start Records supplied

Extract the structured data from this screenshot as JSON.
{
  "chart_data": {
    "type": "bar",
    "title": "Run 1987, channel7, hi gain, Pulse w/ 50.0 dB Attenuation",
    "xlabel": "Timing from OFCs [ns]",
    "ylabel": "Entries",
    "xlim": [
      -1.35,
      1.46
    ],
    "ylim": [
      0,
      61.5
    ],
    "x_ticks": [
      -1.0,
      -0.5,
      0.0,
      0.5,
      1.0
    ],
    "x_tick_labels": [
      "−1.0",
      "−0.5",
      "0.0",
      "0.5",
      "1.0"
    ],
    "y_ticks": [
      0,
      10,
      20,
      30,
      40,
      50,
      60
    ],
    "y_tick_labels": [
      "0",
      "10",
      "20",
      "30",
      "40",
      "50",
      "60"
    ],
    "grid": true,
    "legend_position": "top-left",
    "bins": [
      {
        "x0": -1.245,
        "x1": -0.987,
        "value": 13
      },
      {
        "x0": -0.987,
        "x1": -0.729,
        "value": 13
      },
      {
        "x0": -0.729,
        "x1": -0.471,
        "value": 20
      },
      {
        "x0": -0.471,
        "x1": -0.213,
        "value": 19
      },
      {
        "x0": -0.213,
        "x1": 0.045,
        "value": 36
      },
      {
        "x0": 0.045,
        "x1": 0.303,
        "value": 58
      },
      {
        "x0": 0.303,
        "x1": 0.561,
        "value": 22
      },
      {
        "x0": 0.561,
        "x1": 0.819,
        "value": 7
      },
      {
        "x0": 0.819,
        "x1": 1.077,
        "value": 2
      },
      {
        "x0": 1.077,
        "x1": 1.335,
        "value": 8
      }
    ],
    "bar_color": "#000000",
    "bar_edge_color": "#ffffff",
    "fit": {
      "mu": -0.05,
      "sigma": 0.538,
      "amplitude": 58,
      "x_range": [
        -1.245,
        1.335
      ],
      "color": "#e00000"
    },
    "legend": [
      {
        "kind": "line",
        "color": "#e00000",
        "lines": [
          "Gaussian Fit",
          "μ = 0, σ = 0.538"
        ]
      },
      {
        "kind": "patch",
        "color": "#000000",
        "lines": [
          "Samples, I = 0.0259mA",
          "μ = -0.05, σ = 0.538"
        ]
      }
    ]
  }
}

end Records supplied

Task statement
Lines that hold the word "value" are the ones to return, every one of them.

Finished answer
        "value": 13
        "value": 13
        "value": 20
        "value": 19
        "value": 36
        "value": 58
        "value": 22
        "value": 7
        "value": 2
        "value": 8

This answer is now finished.